--- Begin ---

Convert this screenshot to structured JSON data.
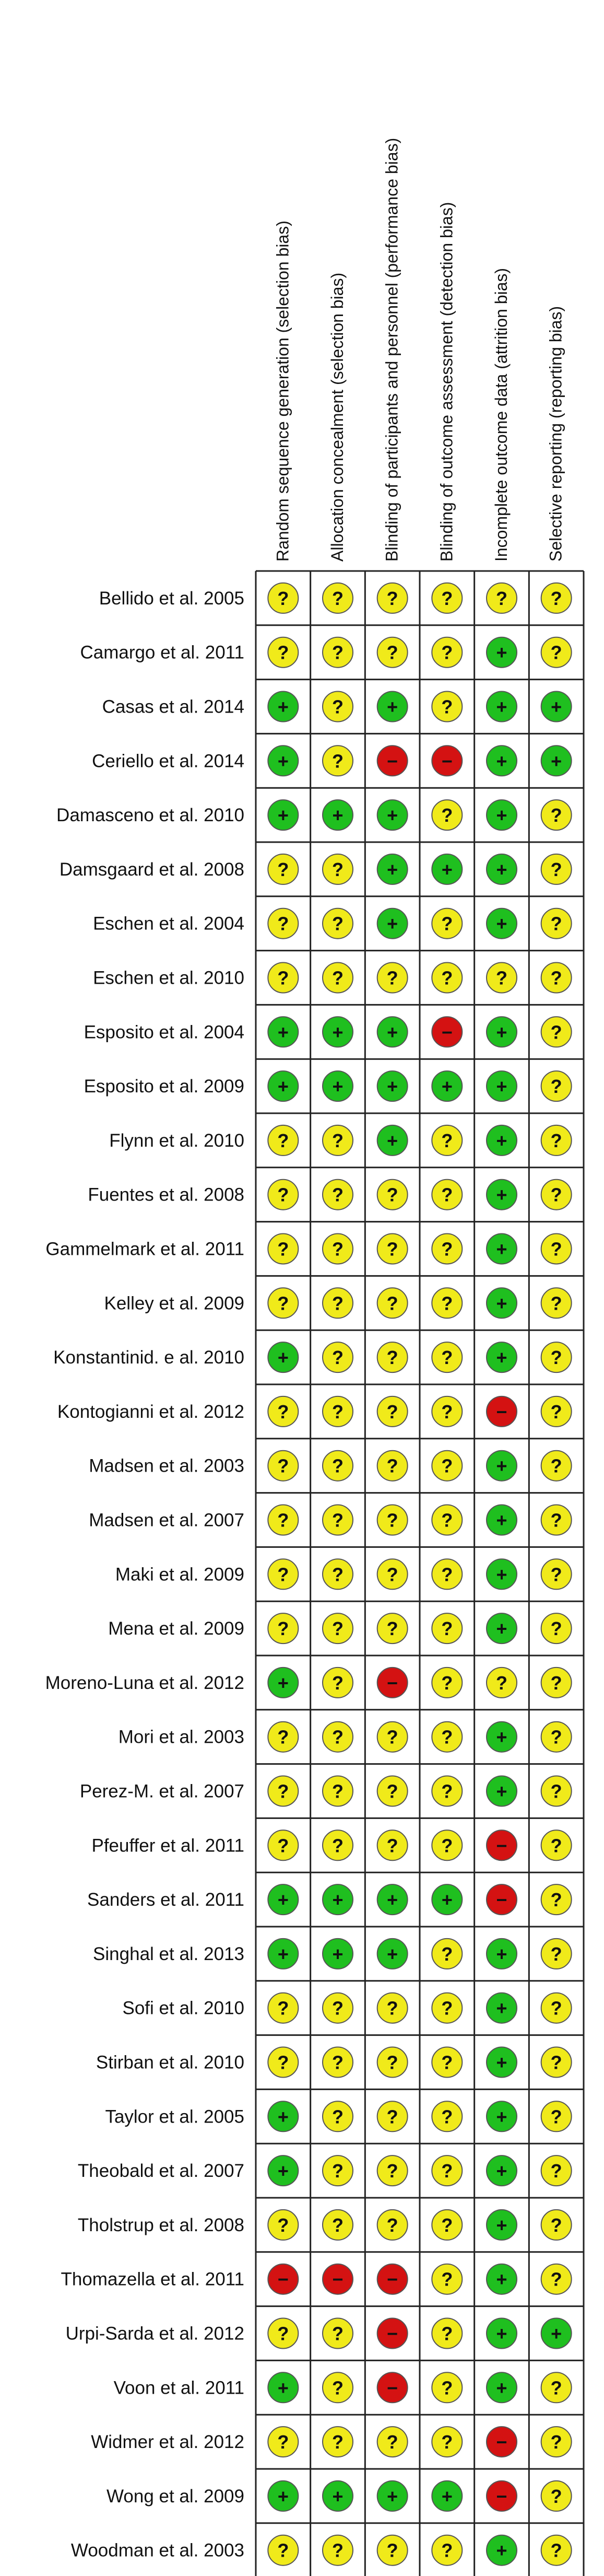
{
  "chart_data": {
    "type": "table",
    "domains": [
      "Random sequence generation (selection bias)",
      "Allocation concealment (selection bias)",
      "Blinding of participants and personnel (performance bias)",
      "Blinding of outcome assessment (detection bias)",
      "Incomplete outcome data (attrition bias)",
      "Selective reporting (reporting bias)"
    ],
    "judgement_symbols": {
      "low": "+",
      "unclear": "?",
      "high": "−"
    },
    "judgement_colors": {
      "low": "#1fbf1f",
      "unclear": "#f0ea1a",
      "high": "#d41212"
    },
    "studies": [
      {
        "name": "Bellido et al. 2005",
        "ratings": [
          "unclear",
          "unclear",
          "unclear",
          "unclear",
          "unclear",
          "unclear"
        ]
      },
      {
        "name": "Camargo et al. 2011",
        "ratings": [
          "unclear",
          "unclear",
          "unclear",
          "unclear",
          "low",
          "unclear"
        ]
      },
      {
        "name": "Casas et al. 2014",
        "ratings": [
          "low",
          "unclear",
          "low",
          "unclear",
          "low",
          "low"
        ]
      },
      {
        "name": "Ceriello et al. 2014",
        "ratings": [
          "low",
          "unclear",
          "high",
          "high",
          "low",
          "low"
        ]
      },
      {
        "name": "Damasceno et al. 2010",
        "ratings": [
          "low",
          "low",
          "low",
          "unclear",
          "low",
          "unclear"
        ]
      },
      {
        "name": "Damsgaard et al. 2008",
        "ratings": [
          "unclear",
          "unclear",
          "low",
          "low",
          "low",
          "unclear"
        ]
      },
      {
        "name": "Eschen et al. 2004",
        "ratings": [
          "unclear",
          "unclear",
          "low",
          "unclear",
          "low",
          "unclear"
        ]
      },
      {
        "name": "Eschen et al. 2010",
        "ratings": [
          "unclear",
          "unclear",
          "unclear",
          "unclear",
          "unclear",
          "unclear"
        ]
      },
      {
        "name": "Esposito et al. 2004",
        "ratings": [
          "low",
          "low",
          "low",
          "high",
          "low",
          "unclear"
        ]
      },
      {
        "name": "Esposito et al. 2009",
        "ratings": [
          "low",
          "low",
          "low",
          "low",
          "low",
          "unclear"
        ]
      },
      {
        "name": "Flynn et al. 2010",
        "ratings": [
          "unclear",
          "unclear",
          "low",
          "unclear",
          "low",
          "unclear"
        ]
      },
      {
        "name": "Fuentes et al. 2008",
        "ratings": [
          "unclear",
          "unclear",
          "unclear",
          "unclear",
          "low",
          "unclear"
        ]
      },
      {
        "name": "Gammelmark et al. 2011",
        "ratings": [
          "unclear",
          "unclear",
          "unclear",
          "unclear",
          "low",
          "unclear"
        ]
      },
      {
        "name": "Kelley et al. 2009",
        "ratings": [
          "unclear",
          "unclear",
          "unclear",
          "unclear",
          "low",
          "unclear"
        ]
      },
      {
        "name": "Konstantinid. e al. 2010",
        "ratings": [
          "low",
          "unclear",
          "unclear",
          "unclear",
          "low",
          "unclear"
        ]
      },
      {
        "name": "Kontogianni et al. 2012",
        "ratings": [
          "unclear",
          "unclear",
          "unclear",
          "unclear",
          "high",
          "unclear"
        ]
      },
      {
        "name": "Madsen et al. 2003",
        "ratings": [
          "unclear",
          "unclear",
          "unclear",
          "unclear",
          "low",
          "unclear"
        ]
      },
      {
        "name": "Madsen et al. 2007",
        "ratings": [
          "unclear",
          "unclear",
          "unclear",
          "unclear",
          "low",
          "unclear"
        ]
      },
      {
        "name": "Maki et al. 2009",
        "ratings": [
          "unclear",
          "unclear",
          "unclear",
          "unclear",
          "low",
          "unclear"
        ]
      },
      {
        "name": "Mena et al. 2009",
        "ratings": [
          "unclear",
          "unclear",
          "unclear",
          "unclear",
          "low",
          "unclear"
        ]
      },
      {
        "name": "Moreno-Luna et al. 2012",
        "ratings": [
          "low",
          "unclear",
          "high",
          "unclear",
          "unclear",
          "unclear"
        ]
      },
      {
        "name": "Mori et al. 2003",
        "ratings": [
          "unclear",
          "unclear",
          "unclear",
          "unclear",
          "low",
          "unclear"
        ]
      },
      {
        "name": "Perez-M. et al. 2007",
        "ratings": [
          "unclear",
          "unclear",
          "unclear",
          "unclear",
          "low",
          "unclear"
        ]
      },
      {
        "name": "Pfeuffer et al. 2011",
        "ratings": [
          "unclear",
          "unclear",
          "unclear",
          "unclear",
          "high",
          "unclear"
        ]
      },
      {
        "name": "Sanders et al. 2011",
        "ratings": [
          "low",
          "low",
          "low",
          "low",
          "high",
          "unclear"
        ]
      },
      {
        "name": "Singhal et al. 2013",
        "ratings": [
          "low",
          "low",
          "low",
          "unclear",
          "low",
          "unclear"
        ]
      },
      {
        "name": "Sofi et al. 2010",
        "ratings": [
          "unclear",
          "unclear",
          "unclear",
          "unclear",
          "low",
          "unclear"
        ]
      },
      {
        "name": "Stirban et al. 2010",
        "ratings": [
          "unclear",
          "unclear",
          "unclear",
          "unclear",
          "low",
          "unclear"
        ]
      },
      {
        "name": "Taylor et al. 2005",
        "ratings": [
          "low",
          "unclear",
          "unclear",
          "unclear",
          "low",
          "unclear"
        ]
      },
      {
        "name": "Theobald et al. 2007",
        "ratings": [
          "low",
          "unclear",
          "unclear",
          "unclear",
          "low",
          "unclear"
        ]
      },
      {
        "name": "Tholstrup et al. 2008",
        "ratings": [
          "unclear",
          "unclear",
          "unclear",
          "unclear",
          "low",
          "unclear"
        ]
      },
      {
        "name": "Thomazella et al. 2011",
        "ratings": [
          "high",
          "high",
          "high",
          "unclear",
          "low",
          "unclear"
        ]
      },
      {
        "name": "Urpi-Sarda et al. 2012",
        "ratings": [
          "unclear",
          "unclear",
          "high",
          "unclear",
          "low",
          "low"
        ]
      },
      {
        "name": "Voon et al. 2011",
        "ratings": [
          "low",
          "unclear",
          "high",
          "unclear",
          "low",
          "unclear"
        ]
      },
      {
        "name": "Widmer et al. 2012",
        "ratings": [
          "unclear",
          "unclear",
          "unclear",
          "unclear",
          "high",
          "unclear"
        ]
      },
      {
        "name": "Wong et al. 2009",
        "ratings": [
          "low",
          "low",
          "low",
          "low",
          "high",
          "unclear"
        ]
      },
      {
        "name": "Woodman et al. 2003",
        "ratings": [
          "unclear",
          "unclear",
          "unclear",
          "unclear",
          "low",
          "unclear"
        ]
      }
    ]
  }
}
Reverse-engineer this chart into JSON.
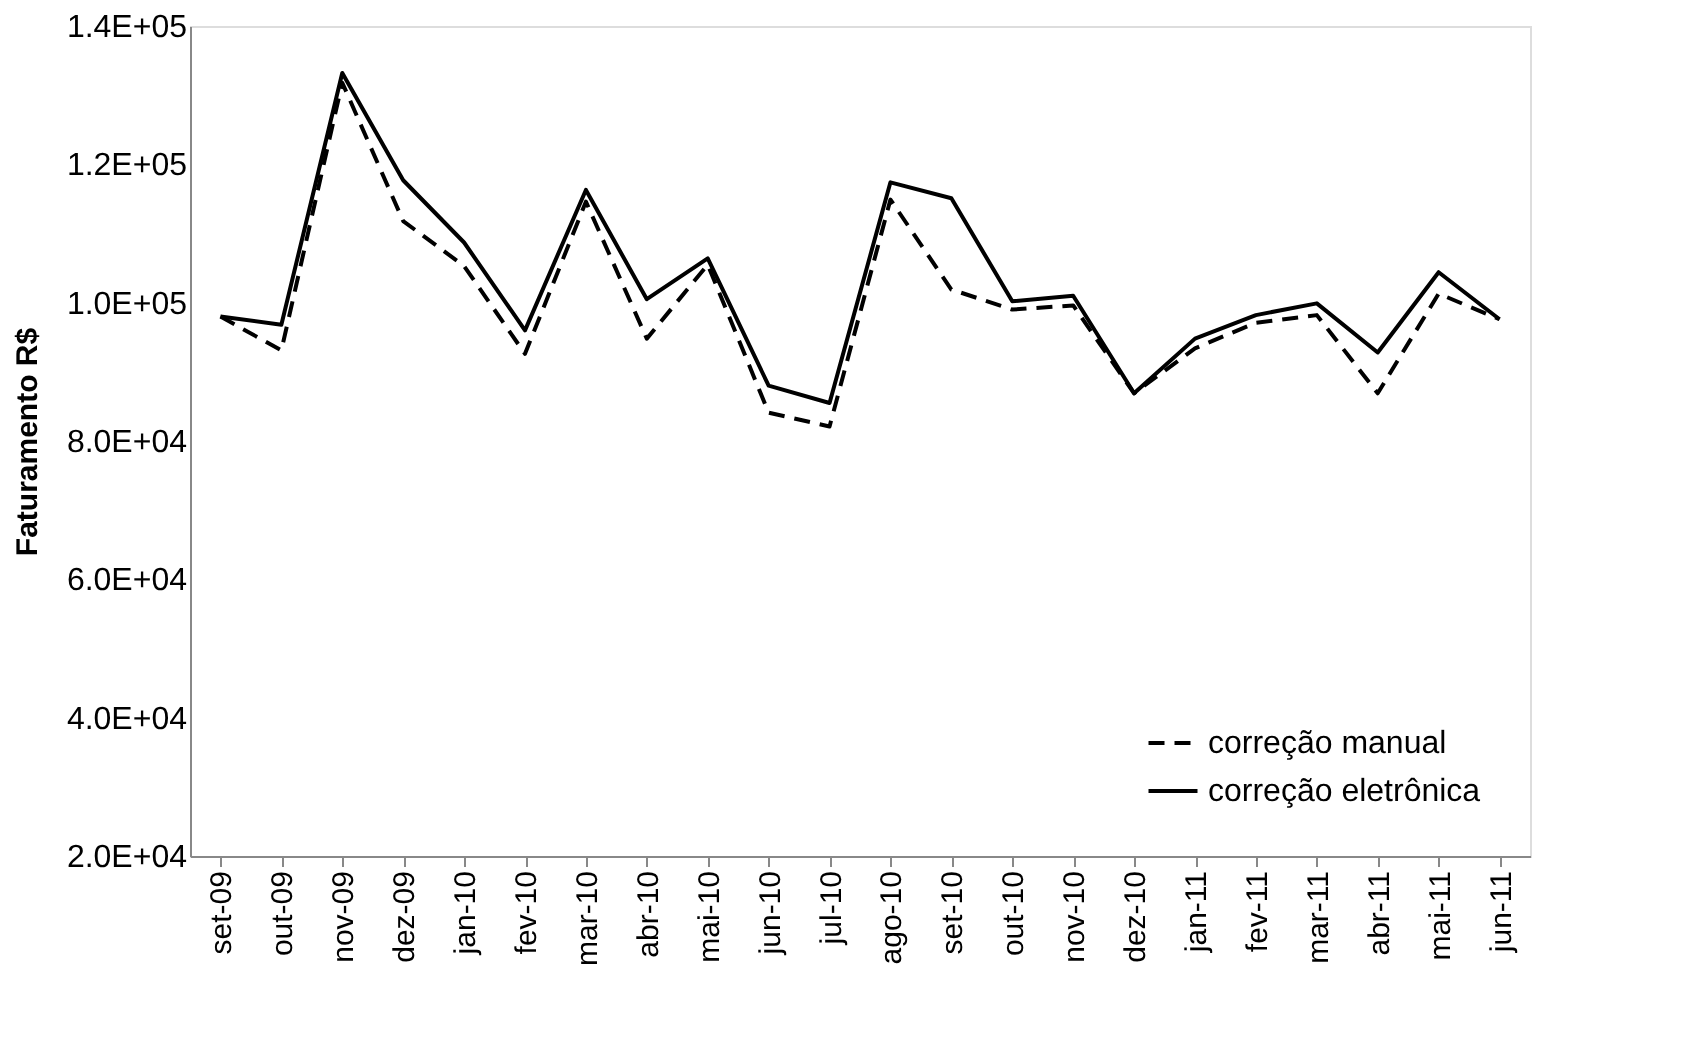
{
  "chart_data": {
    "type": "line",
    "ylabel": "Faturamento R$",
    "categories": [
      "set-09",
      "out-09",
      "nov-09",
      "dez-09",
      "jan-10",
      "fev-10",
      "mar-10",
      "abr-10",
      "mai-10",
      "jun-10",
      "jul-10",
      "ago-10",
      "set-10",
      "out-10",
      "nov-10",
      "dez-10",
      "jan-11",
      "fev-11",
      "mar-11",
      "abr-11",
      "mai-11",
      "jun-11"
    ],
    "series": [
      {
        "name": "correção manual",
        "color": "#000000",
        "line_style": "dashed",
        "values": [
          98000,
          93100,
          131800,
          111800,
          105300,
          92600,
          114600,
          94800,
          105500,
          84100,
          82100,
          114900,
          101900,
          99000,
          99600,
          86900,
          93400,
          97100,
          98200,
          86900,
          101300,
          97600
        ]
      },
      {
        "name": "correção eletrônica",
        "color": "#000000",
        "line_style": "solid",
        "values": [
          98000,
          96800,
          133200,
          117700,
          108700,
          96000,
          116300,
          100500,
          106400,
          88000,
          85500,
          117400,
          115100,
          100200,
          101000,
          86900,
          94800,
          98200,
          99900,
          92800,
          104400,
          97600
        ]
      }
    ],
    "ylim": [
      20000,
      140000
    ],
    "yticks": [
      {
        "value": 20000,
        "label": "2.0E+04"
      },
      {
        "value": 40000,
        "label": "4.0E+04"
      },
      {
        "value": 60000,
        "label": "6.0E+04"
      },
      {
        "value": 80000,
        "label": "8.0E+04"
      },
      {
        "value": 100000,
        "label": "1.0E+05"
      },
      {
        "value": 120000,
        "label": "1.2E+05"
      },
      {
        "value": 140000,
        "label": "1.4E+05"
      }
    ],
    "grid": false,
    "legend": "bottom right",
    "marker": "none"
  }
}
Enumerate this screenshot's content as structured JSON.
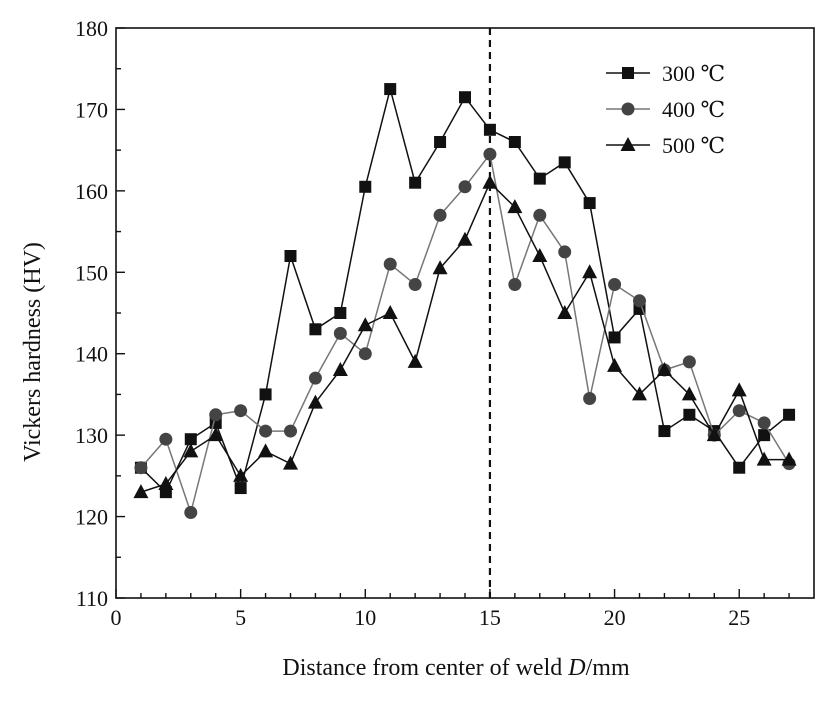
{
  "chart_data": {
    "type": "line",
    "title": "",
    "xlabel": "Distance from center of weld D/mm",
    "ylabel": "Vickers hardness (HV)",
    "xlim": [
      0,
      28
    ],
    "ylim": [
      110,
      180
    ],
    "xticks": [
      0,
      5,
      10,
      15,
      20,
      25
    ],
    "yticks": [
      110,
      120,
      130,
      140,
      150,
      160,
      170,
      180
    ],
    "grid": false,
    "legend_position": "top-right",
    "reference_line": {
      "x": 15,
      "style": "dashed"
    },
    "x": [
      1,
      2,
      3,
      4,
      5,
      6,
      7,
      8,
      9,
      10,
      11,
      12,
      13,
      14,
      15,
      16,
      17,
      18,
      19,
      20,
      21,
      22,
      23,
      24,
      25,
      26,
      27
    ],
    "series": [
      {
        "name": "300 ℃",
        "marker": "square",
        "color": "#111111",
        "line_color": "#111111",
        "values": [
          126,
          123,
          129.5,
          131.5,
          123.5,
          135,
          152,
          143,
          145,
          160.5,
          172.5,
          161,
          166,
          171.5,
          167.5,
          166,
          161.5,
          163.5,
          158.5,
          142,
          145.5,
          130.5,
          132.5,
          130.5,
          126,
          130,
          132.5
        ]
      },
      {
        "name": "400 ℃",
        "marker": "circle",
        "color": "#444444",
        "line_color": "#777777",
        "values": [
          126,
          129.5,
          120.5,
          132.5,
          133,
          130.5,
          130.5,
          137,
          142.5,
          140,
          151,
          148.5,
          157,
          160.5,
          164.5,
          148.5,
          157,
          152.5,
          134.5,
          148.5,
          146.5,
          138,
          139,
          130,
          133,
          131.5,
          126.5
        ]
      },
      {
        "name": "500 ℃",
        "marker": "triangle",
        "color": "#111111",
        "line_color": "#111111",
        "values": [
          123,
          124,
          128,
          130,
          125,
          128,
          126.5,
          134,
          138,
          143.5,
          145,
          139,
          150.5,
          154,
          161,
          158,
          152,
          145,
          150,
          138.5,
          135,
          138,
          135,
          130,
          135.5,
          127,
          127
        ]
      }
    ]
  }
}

--- End ---

* [TASK DETAILS]: Which lines of the data above contain "ylabel"? Copy each one.

* [FINISHED ANSWER]:
    "ylabel": "Faturamento R$",
    "ylabel": "Vickers hardness (HV)",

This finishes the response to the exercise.